╔══

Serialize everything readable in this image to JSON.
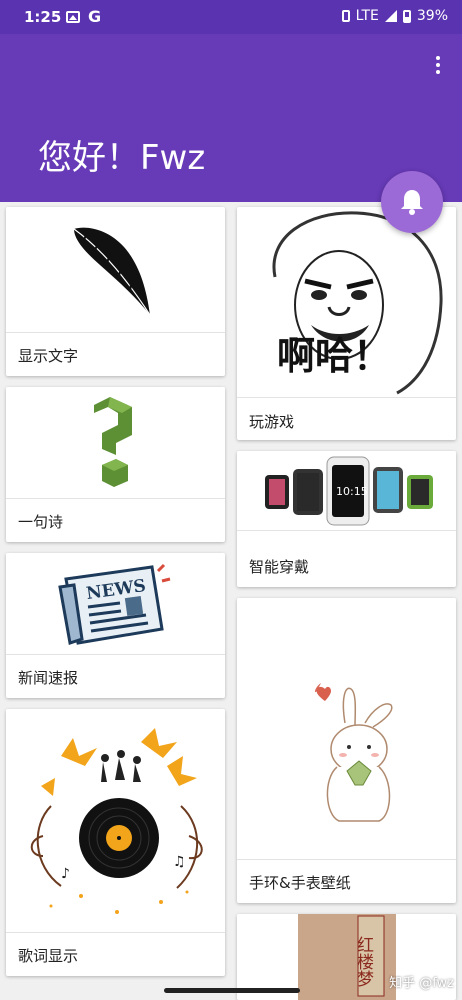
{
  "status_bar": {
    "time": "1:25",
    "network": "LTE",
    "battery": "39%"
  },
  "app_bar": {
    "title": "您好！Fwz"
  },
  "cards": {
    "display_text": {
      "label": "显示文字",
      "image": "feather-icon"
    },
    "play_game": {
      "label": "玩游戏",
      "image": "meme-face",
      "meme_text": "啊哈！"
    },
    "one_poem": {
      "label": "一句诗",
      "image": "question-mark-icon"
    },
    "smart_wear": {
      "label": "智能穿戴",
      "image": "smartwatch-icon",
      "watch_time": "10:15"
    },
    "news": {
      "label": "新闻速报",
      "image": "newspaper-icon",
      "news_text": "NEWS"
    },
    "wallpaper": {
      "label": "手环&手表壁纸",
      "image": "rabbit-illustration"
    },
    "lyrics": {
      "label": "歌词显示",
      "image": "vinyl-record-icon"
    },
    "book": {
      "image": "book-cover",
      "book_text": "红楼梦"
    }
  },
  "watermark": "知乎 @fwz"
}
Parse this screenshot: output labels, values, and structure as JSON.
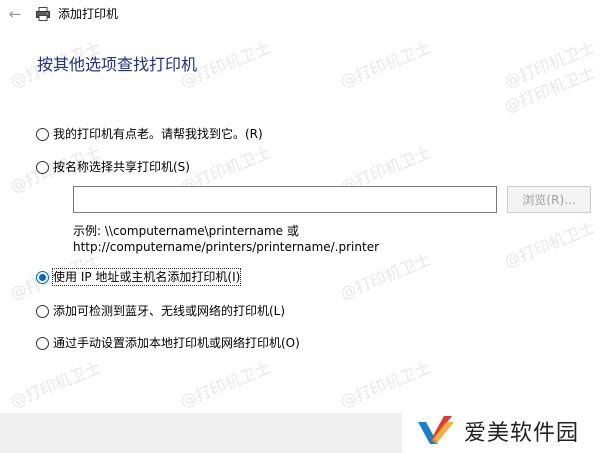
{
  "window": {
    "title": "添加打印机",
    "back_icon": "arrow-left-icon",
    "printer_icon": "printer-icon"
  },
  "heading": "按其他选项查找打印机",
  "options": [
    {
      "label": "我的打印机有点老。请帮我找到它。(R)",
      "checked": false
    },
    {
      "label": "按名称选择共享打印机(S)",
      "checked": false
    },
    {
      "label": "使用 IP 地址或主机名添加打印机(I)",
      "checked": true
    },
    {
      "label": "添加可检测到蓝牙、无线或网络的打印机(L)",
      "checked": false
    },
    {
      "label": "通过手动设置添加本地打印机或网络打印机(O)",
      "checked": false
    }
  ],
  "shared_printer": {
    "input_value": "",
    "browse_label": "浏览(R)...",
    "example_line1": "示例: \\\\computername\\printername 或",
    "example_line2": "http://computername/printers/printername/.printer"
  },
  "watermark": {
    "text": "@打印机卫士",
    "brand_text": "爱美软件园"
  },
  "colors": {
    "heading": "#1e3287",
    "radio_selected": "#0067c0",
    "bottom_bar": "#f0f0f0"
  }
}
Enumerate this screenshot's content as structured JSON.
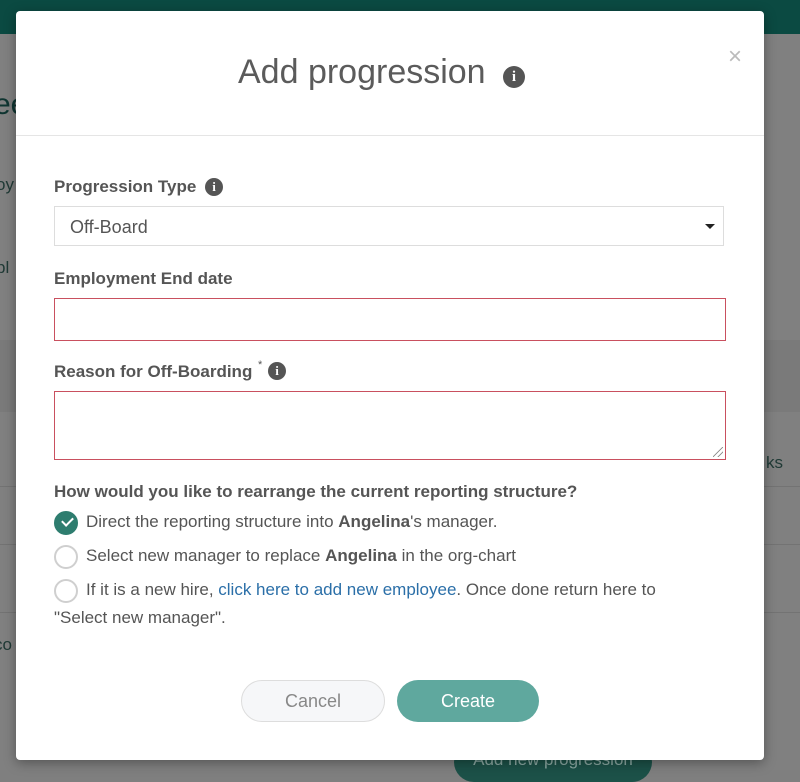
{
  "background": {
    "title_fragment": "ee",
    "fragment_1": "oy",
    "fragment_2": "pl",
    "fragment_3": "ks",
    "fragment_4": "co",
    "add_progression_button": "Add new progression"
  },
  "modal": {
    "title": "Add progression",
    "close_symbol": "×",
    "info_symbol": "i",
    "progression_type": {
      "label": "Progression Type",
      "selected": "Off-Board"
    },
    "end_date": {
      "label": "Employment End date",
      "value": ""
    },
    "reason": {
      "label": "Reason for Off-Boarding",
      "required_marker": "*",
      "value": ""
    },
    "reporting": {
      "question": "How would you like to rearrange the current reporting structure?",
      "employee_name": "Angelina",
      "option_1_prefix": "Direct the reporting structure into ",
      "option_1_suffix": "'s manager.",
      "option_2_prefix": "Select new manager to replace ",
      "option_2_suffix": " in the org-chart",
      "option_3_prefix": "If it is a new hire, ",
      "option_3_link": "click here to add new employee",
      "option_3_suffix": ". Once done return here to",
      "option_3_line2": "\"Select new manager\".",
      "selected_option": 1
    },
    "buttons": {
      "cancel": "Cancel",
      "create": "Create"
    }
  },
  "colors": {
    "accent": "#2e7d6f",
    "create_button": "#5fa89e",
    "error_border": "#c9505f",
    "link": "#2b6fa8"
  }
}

╚══

PROMPT:
Copy every record character for character. Skip the pictures.

ANSWER TO THIS TASK:
Serialize everything readable in this image to JSON.
{
  "status_bar": {
    "time": "1:25",
    "network": "LTE",
    "battery": "39%"
  },
  "app_bar": {
    "title": "您好！Fwz"
  },
  "cards": {
    "display_text": {
      "label": "显示文字",
      "image": "feather-icon"
    },
    "play_game": {
      "label": "玩游戏",
      "image": "meme-face",
      "meme_text": "啊哈！"
    },
    "one_poem": {
      "label": "一句诗",
      "image": "question-mark-icon"
    },
    "smart_wear": {
      "label": "智能穿戴",
      "image": "smartwatch-icon",
      "watch_time": "10:15"
    },
    "news": {
      "label": "新闻速报",
      "image": "newspaper-icon",
      "news_text": "NEWS"
    },
    "wallpaper": {
      "label": "手环&手表壁纸",
      "image": "rabbit-illustration"
    },
    "lyrics": {
      "label": "歌词显示",
      "image": "vinyl-record-icon"
    },
    "book": {
      "image": "book-cover",
      "book_text": "红楼梦"
    }
  },
  "watermark": "知乎 @fwz"
}
Parse this screenshot: output labels, values, and structure as JSON.
{
  "window": {
    "title": "添加打印机",
    "back_icon": "arrow-left-icon",
    "printer_icon": "printer-icon"
  },
  "heading": "按其他选项查找打印机",
  "options": [
    {
      "label": "我的打印机有点老。请帮我找到它。(R)",
      "checked": false
    },
    {
      "label": "按名称选择共享打印机(S)",
      "checked": false
    },
    {
      "label": "使用 IP 地址或主机名添加打印机(I)",
      "checked": true
    },
    {
      "label": "添加可检测到蓝牙、无线或网络的打印机(L)",
      "checked": false
    },
    {
      "label": "通过手动设置添加本地打印机或网络打印机(O)",
      "checked": false
    }
  ],
  "shared_printer": {
    "input_value": "",
    "browse_label": "浏览(R)...",
    "example_line1": "示例: \\\\computername\\printername 或",
    "example_line2": "http://computername/printers/printername/.printer"
  },
  "watermark": {
    "text": "@打印机卫士",
    "brand_text": "爱美软件园"
  },
  "colors": {
    "heading": "#1e3287",
    "radio_selected": "#0067c0",
    "bottom_bar": "#f0f0f0"
  }
}
Enumerate this screenshot's content as structured JSON.
{
  "background": {
    "title_fragment": "ee",
    "fragment_1": "oy",
    "fragment_2": "pl",
    "fragment_3": "ks",
    "fragment_4": "co",
    "add_progression_button": "Add new progression"
  },
  "modal": {
    "title": "Add progression",
    "close_symbol": "×",
    "info_symbol": "i",
    "progression_type": {
      "label": "Progression Type",
      "selected": "Off-Board"
    },
    "end_date": {
      "label": "Employment End date",
      "value": ""
    },
    "reason": {
      "label": "Reason for Off-Boarding",
      "required_marker": "*",
      "value": ""
    },
    "reporting": {
      "question": "How would you like to rearrange the current reporting structure?",
      "employee_name": "Angelina",
      "option_1_prefix": "Direct the reporting structure into ",
      "option_1_suffix": "'s manager.",
      "option_2_prefix": "Select new manager to replace ",
      "option_2_suffix": " in the org-chart",
      "option_3_prefix": "If it is a new hire, ",
      "option_3_link": "click here to add new employee",
      "option_3_suffix": ". Once done return here to",
      "option_3_line2": "\"Select new manager\".",
      "selected_option": 1
    },
    "buttons": {
      "cancel": "Cancel",
      "create": "Create"
    }
  },
  "colors": {
    "accent": "#2e7d6f",
    "create_button": "#5fa89e",
    "error_border": "#c9505f",
    "link": "#2b6fa8"
  }
}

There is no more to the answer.